(Figure dataset records)
++++++++++++++++++++

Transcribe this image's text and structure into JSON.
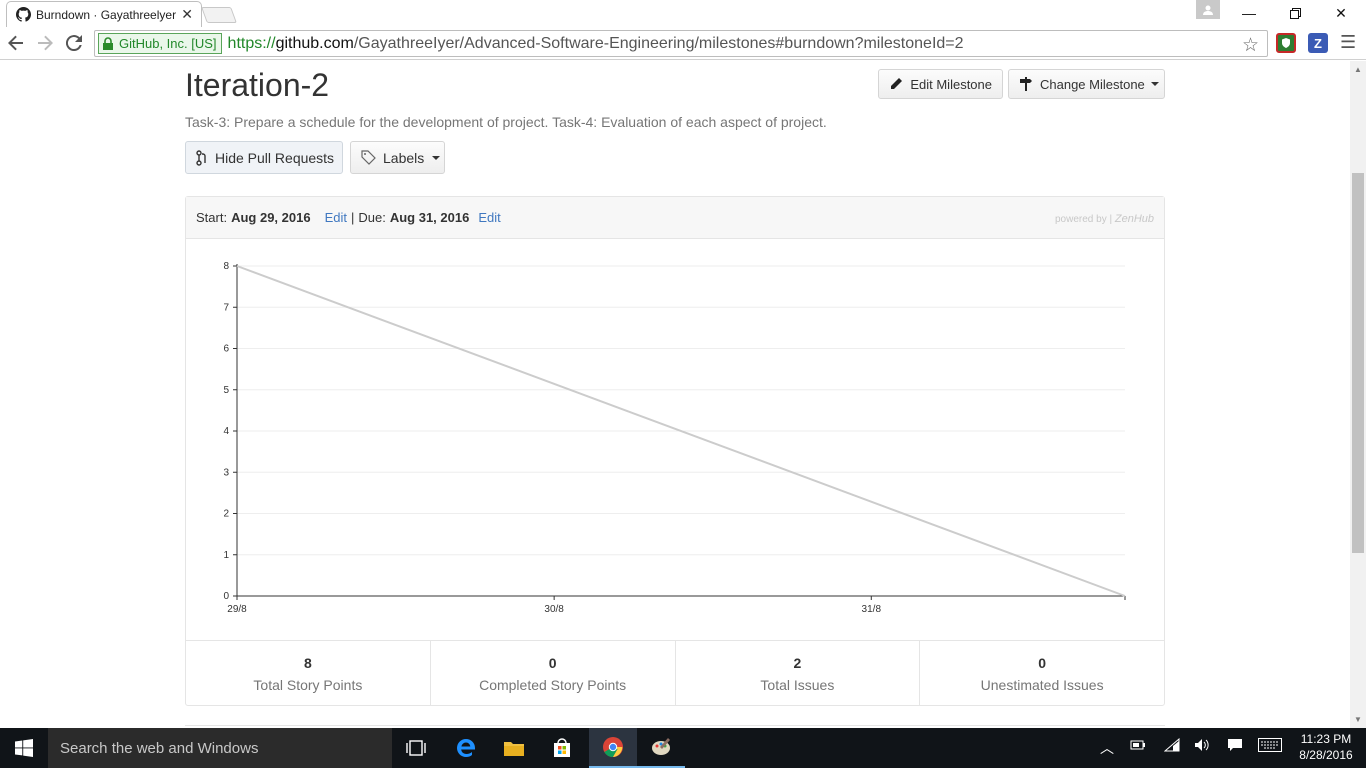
{
  "browser": {
    "tab_title": "Burndown · Gayathreelyer",
    "ev_label": "GitHub, Inc. [US]",
    "url_scheme": "https://",
    "url_host": "github.com",
    "url_path": "/GayathreeIyer/Advanced-Software-Engineering/milestones#burndown?milestoneId=2"
  },
  "milestone": {
    "title": "Iteration-2",
    "description": "Task-3: Prepare a schedule for the development of project. Task-4: Evaluation of each aspect of project.",
    "edit_button": "Edit Milestone",
    "change_button": "Change Milestone",
    "hide_pr_button": "Hide Pull Requests",
    "labels_button": "Labels"
  },
  "burndown": {
    "start_label": "Start:",
    "start_date": "Aug 29, 2016",
    "edit1": "Edit",
    "separator": "|",
    "due_label": "Due:",
    "due_date": "Aug 31, 2016",
    "edit2": "Edit",
    "powered_by": "powered by |",
    "brand": "ZenHub"
  },
  "stats": [
    {
      "value": "8",
      "label": "Total Story Points"
    },
    {
      "value": "0",
      "label": "Completed Story Points"
    },
    {
      "value": "2",
      "label": "Total Issues"
    },
    {
      "value": "0",
      "label": "Unestimated Issues"
    }
  ],
  "chart_data": {
    "type": "line",
    "x_tick_labels": [
      "29/8",
      "30/8",
      "31/8"
    ],
    "y_ticks": [
      0,
      1,
      2,
      3,
      4,
      5,
      6,
      7,
      8
    ],
    "ylim": [
      0,
      8
    ],
    "xlim_days": [
      0,
      2.8
    ],
    "grid": true,
    "series": [
      {
        "x": [
          0,
          2.8
        ],
        "y": [
          8,
          0
        ],
        "color": "#cccccc"
      }
    ]
  },
  "taskbar": {
    "search_placeholder": "Search the web and Windows",
    "time": "11:23 PM",
    "date": "8/28/2016"
  }
}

++++++++++++++++++++

| AIM OF THE EXERCISE |
Using the records above, select and copy every line that has the word "Edit".

| SOLUTION TO THIS PROBLEM |
    "edit_button": "Edit Milestone",
    "edit1": "Edit",
    "edit2": "Edit",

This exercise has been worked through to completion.